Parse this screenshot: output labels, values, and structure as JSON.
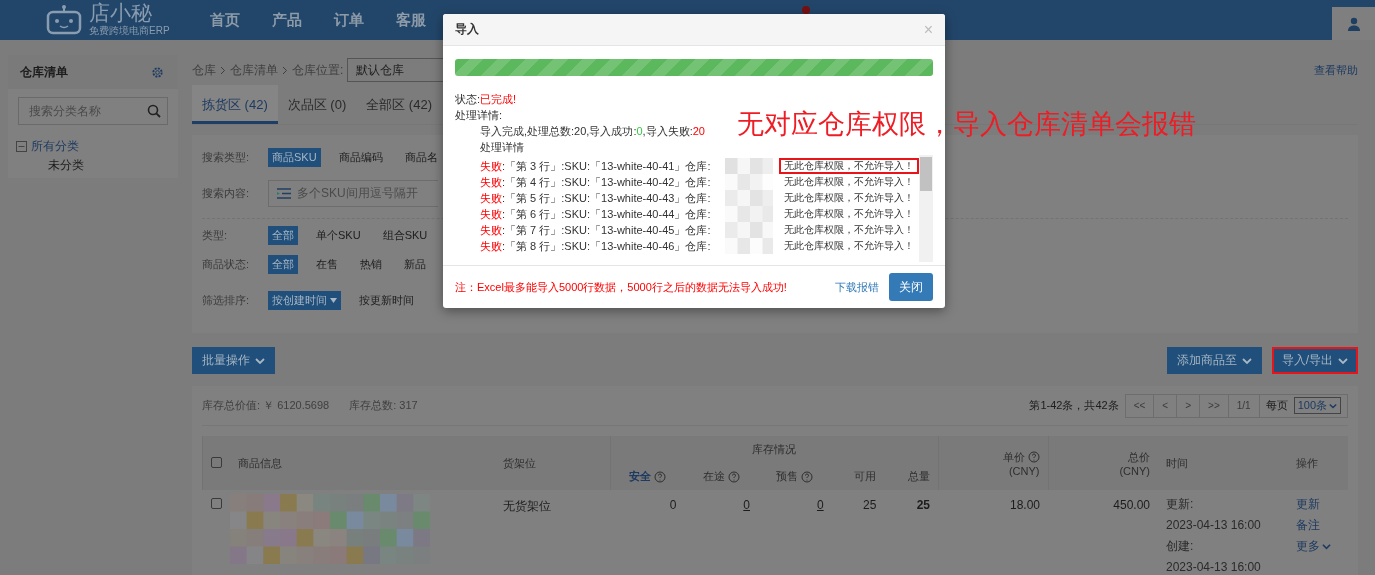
{
  "nav": {
    "logo": {
      "name": "店小秘",
      "tagline": "免费跨境电商ERP"
    },
    "items": [
      {
        "label": "首页",
        "selected": false
      },
      {
        "label": "产品",
        "selected": false
      },
      {
        "label": "订单",
        "selected": false
      },
      {
        "label": "客服",
        "selected": false
      }
    ]
  },
  "sidebar": {
    "title": "仓库清单",
    "search": {
      "placeholder": "搜索分类名称"
    },
    "tree": [
      {
        "label": "所有分类",
        "expanded": true,
        "children": [
          {
            "label": "未分类"
          }
        ]
      }
    ]
  },
  "breadcrumb": {
    "items": [
      "仓库",
      "仓库清单"
    ],
    "location_label": "仓库位置:",
    "location_value": "默认仓库"
  },
  "help_link": "查看帮助",
  "tabs": [
    {
      "label": "拣货区 (42)",
      "selected": true
    },
    {
      "label": "次品区 (0)",
      "selected": false
    },
    {
      "label": "全部区 (42)",
      "selected": false
    }
  ],
  "filters": [
    {
      "label": "搜索类型:",
      "kind": "options",
      "options": [
        {
          "label": "商品SKU",
          "selected": true
        },
        {
          "label": "商品编码",
          "selected": false
        },
        {
          "label": "商品名",
          "selected": false
        }
      ]
    },
    {
      "label": "搜索内容:",
      "kind": "field",
      "placeholder": "多个SKU间用逗号隔开"
    },
    {
      "label": "类型:",
      "kind": "options",
      "options": [
        {
          "label": "全部",
          "selected": true
        },
        {
          "label": "单个SKU",
          "selected": false
        },
        {
          "label": "组合SKU",
          "selected": false
        }
      ]
    },
    {
      "label": "商品状态:",
      "kind": "options",
      "options": [
        {
          "label": "全部",
          "selected": true
        },
        {
          "label": "在售",
          "selected": false
        },
        {
          "label": "热销",
          "selected": false
        },
        {
          "label": "新品",
          "selected": false
        }
      ]
    },
    {
      "label": "筛选排序:",
      "kind": "options",
      "options": [
        {
          "label": "按创建时间",
          "selected": true,
          "dropdown": true
        },
        {
          "label": "按更新时间",
          "selected": false,
          "dropdown": false
        }
      ]
    }
  ],
  "toolbar": {
    "left": [
      {
        "label": "批量操作",
        "highlighted": false
      }
    ],
    "right": [
      {
        "label": "添加商品至",
        "highlighted": false
      },
      {
        "label": "导入/导出",
        "highlighted": true
      }
    ]
  },
  "summary": {
    "value": "库存总价值: ￥ 6120.5698",
    "count": "库存总数: 317"
  },
  "pagination": {
    "range": "第1-42条，共42条",
    "buttons": [
      "<<",
      "<",
      ">",
      ">>",
      "1/1"
    ],
    "per_page_label": "每页",
    "per_page": "100条"
  },
  "table": {
    "select_all_checked": false,
    "columns": [
      {
        "label": "商品信息"
      },
      {
        "label": "货架位"
      },
      {
        "label": "库存情况",
        "sub": [
          {
            "label": "安全",
            "help": true,
            "link": true
          },
          {
            "label": "在途",
            "help": true,
            "link": false
          },
          {
            "label": "预售",
            "help": true,
            "link": false
          },
          {
            "label": "可用",
            "help": false,
            "link": false
          },
          {
            "label": "总量",
            "help": false,
            "link": false
          }
        ]
      },
      {
        "label": "单价",
        "unit": "(CNY)",
        "help": true
      },
      {
        "label": "总价",
        "unit": "(CNY)",
        "help": false
      },
      {
        "label": "时间"
      },
      {
        "label": "操作"
      }
    ],
    "rows": [
      {
        "checked": false,
        "shelf": "无货架位",
        "stock": [
          {
            "value": "0",
            "link": false,
            "bold": false
          },
          {
            "value": "0",
            "link": true,
            "bold": false
          },
          {
            "value": "0",
            "link": true,
            "bold": false
          },
          {
            "value": "25",
            "link": false,
            "bold": false
          },
          {
            "value": "25",
            "link": false,
            "bold": true
          }
        ],
        "unit_price": "18.00",
        "total": "450.00",
        "times": [
          "更新:",
          "2023-04-13 16:00",
          "创建:",
          "2023-04-13 16:00"
        ],
        "actions": [
          {
            "label": "更新",
            "caret": false
          },
          {
            "label": "备注",
            "caret": false
          },
          {
            "label": "更多",
            "caret": true
          }
        ]
      }
    ]
  },
  "modal": {
    "title": "导入",
    "close": "×",
    "progress": {
      "level": 1
    },
    "status_label": "状态:",
    "status": "已完成!",
    "details_label": "处理详情:",
    "result": {
      "text": "导入完成,处理总数:20,导入成功:",
      "success": "0",
      "fail_label": ",导入失败:",
      "fail": "20"
    },
    "sub_label": "处理详情",
    "log": [
      {
        "status": "失败",
        "text": ":「第 3 行」:SKU:「13-white-40-41」仓库:",
        "message": "无此仓库权限，不允许导入！",
        "highlighted": true
      },
      {
        "status": "失败",
        "text": ":「第 4 行」:SKU:「13-white-40-42」仓库:",
        "message": "无此仓库权限，不允许导入！",
        "highlighted": false
      },
      {
        "status": "失败",
        "text": ":「第 5 行」:SKU:「13-white-40-43」仓库:",
        "message": "无此仓库权限，不允许导入！",
        "highlighted": false
      },
      {
        "status": "失败",
        "text": ":「第 6 行」:SKU:「13-white-40-44」仓库:",
        "message": "无此仓库权限，不允许导入！",
        "highlighted": false
      },
      {
        "status": "失败",
        "text": ":「第 7 行」:SKU:「13-white-40-45」仓库:",
        "message": "无此仓库权限，不允许导入！",
        "highlighted": false
      },
      {
        "status": "失败",
        "text": ":「第 8 行」:SKU:「13-white-40-46」仓库:",
        "message": "无此仓库权限，不允许导入！",
        "highlighted": false
      }
    ],
    "note": "注：Excel最多能导入5000行数据，5000行之后的数据无法导入成功!",
    "download": "下载报错",
    "button": "关闭"
  },
  "annotation": "无对应仓库权限，导入仓库清单会报错"
}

..............................

◆ What to produce
Reproduce all of the data exactly; the pictures do not belong in the copy.

◆ Final result
Parse this screenshot: output labels, values, and structure as JSON.
{
  "nav": {
    "logo": {
      "name": "店小秘",
      "tagline": "免费跨境电商ERP"
    },
    "items": [
      {
        "label": "首页",
        "selected": false
      },
      {
        "label": "产品",
        "selected": false
      },
      {
        "label": "订单",
        "selected": false
      },
      {
        "label": "客服",
        "selected": false
      }
    ]
  },
  "sidebar": {
    "title": "仓库清单",
    "search": {
      "placeholder": "搜索分类名称"
    },
    "tree": [
      {
        "label": "所有分类",
        "expanded": true,
        "children": [
          {
            "label": "未分类"
          }
        ]
      }
    ]
  },
  "breadcrumb": {
    "items": [
      "仓库",
      "仓库清单"
    ],
    "location_label": "仓库位置:",
    "location_value": "默认仓库"
  },
  "help_link": "查看帮助",
  "tabs": [
    {
      "label": "拣货区 (42)",
      "selected": true
    },
    {
      "label": "次品区 (0)",
      "selected": false
    },
    {
      "label": "全部区 (42)",
      "selected": false
    }
  ],
  "filters": [
    {
      "label": "搜索类型:",
      "kind": "options",
      "options": [
        {
          "label": "商品SKU",
          "selected": true
        },
        {
          "label": "商品编码",
          "selected": false
        },
        {
          "label": "商品名",
          "selected": false
        }
      ]
    },
    {
      "label": "搜索内容:",
      "kind": "field",
      "placeholder": "多个SKU间用逗号隔开"
    },
    {
      "label": "类型:",
      "kind": "options",
      "options": [
        {
          "label": "全部",
          "selected": true
        },
        {
          "label": "单个SKU",
          "selected": false
        },
        {
          "label": "组合SKU",
          "selected": false
        }
      ]
    },
    {
      "label": "商品状态:",
      "kind": "options",
      "options": [
        {
          "label": "全部",
          "selected": true
        },
        {
          "label": "在售",
          "selected": false
        },
        {
          "label": "热销",
          "selected": false
        },
        {
          "label": "新品",
          "selected": false
        }
      ]
    },
    {
      "label": "筛选排序:",
      "kind": "options",
      "options": [
        {
          "label": "按创建时间",
          "selected": true,
          "dropdown": true
        },
        {
          "label": "按更新时间",
          "selected": false,
          "dropdown": false
        }
      ]
    }
  ],
  "toolbar": {
    "left": [
      {
        "label": "批量操作",
        "highlighted": false
      }
    ],
    "right": [
      {
        "label": "添加商品至",
        "highlighted": false
      },
      {
        "label": "导入/导出",
        "highlighted": true
      }
    ]
  },
  "summary": {
    "value": "库存总价值: ￥ 6120.5698",
    "count": "库存总数: 317"
  },
  "pagination": {
    "range": "第1-42条，共42条",
    "buttons": [
      "<<",
      "<",
      ">",
      ">>",
      "1/1"
    ],
    "per_page_label": "每页",
    "per_page": "100条"
  },
  "table": {
    "select_all_checked": false,
    "columns": [
      {
        "label": "商品信息"
      },
      {
        "label": "货架位"
      },
      {
        "label": "库存情况",
        "sub": [
          {
            "label": "安全",
            "help": true,
            "link": true
          },
          {
            "label": "在途",
            "help": true,
            "link": false
          },
          {
            "label": "预售",
            "help": true,
            "link": false
          },
          {
            "label": "可用",
            "help": false,
            "link": false
          },
          {
            "label": "总量",
            "help": false,
            "link": false
          }
        ]
      },
      {
        "label": "单价",
        "unit": "(CNY)",
        "help": true
      },
      {
        "label": "总价",
        "unit": "(CNY)",
        "help": false
      },
      {
        "label": "时间"
      },
      {
        "label": "操作"
      }
    ],
    "rows": [
      {
        "checked": false,
        "shelf": "无货架位",
        "stock": [
          {
            "value": "0",
            "link": false,
            "bold": false
          },
          {
            "value": "0",
            "link": true,
            "bold": false
          },
          {
            "value": "0",
            "link": true,
            "bold": false
          },
          {
            "value": "25",
            "link": false,
            "bold": false
          },
          {
            "value": "25",
            "link": false,
            "bold": true
          }
        ],
        "unit_price": "18.00",
        "total": "450.00",
        "times": [
          "更新:",
          "2023-04-13 16:00",
          "创建:",
          "2023-04-13 16:00"
        ],
        "actions": [
          {
            "label": "更新",
            "caret": false
          },
          {
            "label": "备注",
            "caret": false
          },
          {
            "label": "更多",
            "caret": true
          }
        ]
      }
    ]
  },
  "modal": {
    "title": "导入",
    "close": "×",
    "progress": {
      "level": 1
    },
    "status_label": "状态:",
    "status": "已完成!",
    "details_label": "处理详情:",
    "result": {
      "text": "导入完成,处理总数:20,导入成功:",
      "success": "0",
      "fail_label": ",导入失败:",
      "fail": "20"
    },
    "sub_label": "处理详情",
    "log": [
      {
        "status": "失败",
        "text": ":「第 3 行」:SKU:「13-white-40-41」仓库:",
        "message": "无此仓库权限，不允许导入！",
        "highlighted": true
      },
      {
        "status": "失败",
        "text": ":「第 4 行」:SKU:「13-white-40-42」仓库:",
        "message": "无此仓库权限，不允许导入！",
        "highlighted": false
      },
      {
        "status": "失败",
        "text": ":「第 5 行」:SKU:「13-white-40-43」仓库:",
        "message": "无此仓库权限，不允许导入！",
        "highlighted": false
      },
      {
        "status": "失败",
        "text": ":「第 6 行」:SKU:「13-white-40-44」仓库:",
        "message": "无此仓库权限，不允许导入！",
        "highlighted": false
      },
      {
        "status": "失败",
        "text": ":「第 7 行」:SKU:「13-white-40-45」仓库:",
        "message": "无此仓库权限，不允许导入！",
        "highlighted": false
      },
      {
        "status": "失败",
        "text": ":「第 8 行」:SKU:「13-white-40-46」仓库:",
        "message": "无此仓库权限，不允许导入！",
        "highlighted": false
      }
    ],
    "note": "注：Excel最多能导入5000行数据，5000行之后的数据无法导入成功!",
    "download": "下载报错",
    "button": "关闭"
  },
  "annotation": "无对应仓库权限，导入仓库清单会报错"
}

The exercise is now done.